WHAT IS NEEDED:
Look through the material below for "Equivalent". Copy every line that contains it.

--- Begin RECORDED INFORMATION ---

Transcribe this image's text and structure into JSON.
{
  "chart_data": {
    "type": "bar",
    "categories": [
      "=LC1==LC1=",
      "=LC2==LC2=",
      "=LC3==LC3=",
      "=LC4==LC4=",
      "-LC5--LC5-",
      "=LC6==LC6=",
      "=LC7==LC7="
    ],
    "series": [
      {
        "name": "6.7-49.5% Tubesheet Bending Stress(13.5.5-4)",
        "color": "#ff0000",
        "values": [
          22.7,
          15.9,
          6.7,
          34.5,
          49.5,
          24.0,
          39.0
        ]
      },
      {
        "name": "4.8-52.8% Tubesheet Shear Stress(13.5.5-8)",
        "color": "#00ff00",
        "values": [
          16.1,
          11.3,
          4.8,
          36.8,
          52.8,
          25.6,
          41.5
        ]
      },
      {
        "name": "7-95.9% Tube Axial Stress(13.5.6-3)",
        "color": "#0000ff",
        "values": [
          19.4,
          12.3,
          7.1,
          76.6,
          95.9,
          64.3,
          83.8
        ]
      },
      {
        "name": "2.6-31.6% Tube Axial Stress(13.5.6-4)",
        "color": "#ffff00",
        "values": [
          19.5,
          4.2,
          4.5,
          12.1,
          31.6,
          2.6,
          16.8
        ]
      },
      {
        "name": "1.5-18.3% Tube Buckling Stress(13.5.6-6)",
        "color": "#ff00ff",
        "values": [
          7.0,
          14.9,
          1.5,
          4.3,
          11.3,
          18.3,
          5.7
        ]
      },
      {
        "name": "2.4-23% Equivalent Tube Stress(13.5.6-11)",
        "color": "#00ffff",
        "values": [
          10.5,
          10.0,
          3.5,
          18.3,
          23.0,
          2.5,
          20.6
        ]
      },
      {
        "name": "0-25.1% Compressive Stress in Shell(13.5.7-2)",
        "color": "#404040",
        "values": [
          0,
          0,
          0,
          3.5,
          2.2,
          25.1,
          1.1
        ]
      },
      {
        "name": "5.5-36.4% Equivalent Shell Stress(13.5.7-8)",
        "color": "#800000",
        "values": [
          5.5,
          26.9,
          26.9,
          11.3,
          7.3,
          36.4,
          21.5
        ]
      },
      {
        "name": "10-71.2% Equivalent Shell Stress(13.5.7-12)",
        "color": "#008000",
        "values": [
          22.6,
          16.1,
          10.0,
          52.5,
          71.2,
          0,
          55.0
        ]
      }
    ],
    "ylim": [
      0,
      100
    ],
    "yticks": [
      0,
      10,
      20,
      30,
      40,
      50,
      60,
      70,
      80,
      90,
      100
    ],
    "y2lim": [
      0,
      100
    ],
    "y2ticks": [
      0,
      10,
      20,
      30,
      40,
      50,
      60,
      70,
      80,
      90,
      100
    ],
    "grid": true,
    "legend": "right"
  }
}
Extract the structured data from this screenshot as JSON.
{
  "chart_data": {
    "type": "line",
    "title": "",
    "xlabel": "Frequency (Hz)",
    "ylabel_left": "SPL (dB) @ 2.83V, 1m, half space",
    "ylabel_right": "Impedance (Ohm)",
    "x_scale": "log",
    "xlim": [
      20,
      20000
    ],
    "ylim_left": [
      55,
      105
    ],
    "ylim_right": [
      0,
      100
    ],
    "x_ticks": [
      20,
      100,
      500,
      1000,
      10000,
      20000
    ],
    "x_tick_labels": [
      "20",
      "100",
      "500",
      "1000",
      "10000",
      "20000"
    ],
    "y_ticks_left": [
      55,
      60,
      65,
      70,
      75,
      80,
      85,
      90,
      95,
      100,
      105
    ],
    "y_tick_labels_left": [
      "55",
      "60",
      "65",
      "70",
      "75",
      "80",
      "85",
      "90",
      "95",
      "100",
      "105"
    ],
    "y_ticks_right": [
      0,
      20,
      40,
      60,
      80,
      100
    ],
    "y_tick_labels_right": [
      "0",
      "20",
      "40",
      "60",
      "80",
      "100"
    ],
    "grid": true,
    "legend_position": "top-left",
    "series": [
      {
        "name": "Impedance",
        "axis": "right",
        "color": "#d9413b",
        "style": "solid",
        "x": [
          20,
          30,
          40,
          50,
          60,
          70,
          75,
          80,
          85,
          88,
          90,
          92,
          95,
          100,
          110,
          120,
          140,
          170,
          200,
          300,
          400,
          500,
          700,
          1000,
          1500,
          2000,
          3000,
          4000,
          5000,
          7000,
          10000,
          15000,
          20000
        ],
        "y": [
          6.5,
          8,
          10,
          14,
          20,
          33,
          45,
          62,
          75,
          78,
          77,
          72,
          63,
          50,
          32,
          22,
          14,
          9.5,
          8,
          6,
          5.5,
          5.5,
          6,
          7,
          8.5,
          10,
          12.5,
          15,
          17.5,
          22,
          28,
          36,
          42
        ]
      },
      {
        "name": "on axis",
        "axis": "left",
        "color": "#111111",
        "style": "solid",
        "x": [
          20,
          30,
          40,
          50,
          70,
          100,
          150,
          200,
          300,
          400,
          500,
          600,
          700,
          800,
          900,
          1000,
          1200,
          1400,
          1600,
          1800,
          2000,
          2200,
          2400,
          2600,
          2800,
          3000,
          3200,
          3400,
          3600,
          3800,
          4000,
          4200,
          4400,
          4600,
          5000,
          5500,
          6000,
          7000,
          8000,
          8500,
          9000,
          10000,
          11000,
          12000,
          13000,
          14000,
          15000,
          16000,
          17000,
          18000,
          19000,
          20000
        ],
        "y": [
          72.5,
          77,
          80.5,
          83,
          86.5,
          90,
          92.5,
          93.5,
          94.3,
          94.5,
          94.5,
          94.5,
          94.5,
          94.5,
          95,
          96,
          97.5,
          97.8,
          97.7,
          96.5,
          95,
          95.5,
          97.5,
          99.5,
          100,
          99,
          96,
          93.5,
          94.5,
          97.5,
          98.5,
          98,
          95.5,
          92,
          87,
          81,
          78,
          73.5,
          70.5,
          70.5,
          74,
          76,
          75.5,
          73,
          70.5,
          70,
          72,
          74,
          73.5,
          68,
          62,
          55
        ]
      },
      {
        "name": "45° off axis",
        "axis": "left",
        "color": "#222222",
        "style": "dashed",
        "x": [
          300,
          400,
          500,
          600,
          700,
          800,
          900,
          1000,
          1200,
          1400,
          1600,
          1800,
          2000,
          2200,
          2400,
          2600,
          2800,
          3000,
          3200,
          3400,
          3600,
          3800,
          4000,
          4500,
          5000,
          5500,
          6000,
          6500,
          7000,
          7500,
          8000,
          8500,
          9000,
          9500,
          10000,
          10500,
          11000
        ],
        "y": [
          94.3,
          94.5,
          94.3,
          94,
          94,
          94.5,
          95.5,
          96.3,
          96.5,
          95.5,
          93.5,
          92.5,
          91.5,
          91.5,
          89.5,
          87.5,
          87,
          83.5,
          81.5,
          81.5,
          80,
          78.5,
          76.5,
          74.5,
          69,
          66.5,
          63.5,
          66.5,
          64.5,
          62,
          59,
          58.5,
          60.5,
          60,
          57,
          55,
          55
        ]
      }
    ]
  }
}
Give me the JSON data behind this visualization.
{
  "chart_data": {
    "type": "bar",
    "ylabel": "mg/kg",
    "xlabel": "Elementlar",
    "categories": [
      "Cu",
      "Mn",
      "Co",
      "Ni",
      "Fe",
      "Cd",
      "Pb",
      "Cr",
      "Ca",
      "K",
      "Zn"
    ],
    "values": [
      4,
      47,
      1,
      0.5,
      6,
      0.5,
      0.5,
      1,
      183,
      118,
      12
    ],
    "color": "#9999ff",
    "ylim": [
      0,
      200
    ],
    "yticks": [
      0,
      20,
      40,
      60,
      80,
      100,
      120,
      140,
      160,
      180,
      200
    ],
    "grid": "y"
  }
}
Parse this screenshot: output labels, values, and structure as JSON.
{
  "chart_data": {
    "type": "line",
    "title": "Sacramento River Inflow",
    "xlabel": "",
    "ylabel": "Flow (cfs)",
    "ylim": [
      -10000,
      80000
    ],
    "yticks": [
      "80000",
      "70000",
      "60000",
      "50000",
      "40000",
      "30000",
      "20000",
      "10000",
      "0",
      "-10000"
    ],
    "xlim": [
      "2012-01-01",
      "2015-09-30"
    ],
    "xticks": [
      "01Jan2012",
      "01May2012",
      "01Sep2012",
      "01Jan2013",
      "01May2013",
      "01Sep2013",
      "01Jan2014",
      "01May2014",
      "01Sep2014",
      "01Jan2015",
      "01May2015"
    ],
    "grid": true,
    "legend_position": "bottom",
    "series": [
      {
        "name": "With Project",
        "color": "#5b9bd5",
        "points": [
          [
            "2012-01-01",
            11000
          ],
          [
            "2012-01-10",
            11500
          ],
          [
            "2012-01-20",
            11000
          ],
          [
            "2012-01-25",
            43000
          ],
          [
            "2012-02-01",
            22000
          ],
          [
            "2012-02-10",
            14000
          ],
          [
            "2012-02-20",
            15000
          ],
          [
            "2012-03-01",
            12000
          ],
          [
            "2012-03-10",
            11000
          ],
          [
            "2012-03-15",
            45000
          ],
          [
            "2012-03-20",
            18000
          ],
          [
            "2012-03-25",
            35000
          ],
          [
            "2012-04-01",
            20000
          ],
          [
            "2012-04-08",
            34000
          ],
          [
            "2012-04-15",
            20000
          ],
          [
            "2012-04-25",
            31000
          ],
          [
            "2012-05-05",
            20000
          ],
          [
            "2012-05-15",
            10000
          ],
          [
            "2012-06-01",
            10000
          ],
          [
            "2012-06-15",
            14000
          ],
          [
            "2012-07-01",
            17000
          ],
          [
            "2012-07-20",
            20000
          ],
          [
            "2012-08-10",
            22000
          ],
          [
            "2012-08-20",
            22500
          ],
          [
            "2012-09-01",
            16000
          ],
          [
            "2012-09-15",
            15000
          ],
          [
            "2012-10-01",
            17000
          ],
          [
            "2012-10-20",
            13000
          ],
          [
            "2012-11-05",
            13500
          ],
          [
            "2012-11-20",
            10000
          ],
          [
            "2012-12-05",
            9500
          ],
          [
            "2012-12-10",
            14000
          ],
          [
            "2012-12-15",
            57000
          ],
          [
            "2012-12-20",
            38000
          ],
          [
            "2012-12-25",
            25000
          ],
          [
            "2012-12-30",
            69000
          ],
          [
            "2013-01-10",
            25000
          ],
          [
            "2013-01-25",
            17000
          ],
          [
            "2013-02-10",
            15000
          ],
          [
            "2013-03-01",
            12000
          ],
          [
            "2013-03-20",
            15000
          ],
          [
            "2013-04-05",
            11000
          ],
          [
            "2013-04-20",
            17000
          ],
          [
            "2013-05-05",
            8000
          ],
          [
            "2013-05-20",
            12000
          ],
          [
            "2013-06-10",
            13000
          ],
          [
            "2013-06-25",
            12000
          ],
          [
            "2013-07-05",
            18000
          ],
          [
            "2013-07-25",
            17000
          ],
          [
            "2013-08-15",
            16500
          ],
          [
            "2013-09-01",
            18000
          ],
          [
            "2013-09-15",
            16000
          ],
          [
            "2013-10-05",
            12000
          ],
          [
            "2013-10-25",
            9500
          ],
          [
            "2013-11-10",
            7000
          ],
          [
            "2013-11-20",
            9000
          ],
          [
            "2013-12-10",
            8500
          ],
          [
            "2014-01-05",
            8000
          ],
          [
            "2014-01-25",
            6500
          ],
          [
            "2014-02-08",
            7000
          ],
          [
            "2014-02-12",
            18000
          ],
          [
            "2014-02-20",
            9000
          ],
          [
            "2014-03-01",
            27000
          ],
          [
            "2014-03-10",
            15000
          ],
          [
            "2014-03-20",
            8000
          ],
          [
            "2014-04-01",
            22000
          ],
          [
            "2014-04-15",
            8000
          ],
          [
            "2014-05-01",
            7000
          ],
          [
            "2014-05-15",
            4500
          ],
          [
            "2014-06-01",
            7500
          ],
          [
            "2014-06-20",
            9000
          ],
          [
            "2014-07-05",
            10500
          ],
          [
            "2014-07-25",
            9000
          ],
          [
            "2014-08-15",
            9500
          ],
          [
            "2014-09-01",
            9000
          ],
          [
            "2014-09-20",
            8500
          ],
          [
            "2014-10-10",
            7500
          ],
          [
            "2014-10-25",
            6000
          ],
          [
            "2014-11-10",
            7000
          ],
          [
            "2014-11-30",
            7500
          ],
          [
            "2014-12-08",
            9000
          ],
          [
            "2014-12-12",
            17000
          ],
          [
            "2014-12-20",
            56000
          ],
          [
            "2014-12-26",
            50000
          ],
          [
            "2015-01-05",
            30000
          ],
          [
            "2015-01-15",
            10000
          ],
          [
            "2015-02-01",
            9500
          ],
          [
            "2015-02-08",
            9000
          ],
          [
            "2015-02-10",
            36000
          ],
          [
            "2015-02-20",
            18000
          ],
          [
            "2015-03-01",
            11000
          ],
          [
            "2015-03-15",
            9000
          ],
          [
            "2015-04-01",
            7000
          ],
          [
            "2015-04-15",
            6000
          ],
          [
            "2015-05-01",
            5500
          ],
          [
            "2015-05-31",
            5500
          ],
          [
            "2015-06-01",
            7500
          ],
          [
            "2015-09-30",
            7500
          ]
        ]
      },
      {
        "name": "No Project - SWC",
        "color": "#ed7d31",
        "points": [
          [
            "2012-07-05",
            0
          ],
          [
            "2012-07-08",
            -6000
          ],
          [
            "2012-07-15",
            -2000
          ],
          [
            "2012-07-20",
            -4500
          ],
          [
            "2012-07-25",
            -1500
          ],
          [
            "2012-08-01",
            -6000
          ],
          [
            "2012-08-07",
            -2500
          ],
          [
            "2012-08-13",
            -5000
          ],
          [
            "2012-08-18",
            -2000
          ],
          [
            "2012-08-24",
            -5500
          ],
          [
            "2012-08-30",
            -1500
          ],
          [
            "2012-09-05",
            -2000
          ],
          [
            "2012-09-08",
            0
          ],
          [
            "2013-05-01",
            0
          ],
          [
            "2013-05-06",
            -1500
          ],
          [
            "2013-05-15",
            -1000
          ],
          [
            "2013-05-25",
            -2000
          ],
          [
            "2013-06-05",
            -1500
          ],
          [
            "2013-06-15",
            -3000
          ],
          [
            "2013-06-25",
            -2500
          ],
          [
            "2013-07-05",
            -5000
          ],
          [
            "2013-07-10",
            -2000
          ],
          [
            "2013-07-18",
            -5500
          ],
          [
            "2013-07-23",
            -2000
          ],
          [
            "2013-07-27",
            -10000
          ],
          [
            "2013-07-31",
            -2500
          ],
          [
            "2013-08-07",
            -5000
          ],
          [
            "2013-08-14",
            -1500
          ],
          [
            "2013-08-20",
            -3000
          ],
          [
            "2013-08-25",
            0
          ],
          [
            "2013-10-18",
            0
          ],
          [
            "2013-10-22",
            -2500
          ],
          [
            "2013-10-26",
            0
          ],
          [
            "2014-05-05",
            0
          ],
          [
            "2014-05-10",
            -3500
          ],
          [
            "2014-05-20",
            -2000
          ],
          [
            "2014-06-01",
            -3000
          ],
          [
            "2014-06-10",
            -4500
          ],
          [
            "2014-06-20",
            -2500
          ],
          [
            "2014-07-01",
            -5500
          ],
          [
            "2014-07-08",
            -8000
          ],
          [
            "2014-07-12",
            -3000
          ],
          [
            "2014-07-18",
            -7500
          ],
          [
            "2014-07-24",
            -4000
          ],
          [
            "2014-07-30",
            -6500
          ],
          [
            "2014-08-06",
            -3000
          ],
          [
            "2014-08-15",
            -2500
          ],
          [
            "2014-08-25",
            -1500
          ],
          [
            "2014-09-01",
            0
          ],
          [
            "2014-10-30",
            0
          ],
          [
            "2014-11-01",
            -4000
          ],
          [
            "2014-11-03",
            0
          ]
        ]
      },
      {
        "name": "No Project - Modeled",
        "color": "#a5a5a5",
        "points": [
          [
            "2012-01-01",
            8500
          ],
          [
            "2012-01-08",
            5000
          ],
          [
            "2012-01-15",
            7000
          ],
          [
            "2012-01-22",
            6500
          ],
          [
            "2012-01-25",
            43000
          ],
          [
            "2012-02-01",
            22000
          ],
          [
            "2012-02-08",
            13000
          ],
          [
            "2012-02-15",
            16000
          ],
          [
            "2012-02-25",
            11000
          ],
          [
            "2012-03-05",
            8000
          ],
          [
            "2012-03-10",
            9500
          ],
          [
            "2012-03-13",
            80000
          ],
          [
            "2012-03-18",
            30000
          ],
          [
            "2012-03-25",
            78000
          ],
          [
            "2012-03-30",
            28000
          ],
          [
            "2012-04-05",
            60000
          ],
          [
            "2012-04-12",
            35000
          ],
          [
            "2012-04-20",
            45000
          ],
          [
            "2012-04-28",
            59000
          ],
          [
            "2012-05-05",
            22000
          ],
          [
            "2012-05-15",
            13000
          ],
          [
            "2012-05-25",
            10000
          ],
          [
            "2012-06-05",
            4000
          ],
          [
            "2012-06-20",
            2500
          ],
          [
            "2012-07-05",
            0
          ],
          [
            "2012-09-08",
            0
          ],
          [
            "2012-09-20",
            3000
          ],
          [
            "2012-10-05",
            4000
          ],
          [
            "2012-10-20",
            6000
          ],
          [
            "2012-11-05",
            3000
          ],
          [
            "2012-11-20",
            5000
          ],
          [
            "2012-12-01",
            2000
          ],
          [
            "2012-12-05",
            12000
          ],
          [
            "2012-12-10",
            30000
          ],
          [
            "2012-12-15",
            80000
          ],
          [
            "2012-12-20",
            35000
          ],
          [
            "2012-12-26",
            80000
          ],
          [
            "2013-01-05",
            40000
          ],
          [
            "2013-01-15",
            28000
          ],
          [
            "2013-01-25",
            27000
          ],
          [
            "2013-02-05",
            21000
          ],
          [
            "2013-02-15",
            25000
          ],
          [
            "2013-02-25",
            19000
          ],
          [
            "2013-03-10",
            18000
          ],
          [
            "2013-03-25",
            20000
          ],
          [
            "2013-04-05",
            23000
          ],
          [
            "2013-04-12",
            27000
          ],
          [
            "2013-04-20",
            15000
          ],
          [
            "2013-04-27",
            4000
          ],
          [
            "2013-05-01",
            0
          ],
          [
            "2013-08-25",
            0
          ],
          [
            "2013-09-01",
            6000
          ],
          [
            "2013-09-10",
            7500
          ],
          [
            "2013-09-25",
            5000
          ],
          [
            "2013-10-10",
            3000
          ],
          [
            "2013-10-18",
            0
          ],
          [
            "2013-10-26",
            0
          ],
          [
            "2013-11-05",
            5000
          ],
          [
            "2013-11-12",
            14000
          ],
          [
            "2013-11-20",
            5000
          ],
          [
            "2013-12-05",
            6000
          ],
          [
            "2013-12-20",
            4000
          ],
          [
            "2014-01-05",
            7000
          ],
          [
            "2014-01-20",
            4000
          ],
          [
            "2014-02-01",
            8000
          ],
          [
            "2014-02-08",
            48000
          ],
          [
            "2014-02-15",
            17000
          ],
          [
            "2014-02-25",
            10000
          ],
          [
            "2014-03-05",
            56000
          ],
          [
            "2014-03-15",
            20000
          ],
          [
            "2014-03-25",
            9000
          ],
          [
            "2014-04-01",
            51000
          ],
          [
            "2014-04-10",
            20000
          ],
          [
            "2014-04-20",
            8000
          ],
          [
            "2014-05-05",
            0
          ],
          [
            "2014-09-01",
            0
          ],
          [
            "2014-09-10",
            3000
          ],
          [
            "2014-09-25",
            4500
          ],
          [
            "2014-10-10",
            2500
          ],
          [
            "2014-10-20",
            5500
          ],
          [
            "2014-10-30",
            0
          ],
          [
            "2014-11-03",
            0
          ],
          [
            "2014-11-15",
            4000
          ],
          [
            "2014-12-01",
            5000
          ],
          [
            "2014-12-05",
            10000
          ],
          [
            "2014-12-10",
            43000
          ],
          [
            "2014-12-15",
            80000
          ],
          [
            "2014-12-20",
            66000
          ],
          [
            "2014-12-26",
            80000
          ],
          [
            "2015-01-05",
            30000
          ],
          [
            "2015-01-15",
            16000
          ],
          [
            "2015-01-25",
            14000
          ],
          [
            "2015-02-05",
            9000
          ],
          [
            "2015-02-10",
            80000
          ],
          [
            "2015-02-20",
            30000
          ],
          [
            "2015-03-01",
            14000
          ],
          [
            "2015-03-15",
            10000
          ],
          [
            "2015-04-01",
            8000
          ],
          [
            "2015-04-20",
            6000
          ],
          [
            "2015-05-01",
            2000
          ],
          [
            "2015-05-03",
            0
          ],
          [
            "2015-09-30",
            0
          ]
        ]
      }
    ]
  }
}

--- End RECORDED INFORMATION ---

THE RESULT:
        "name": "2.4-23% Equivalent Tube Stress(13.5.6-11)",
        "name": "5.5-36.4% Equivalent Shell Stress(13.5.7-8)",
        "name": "10-71.2% Equivalent Shell Stress(13.5.7-12)",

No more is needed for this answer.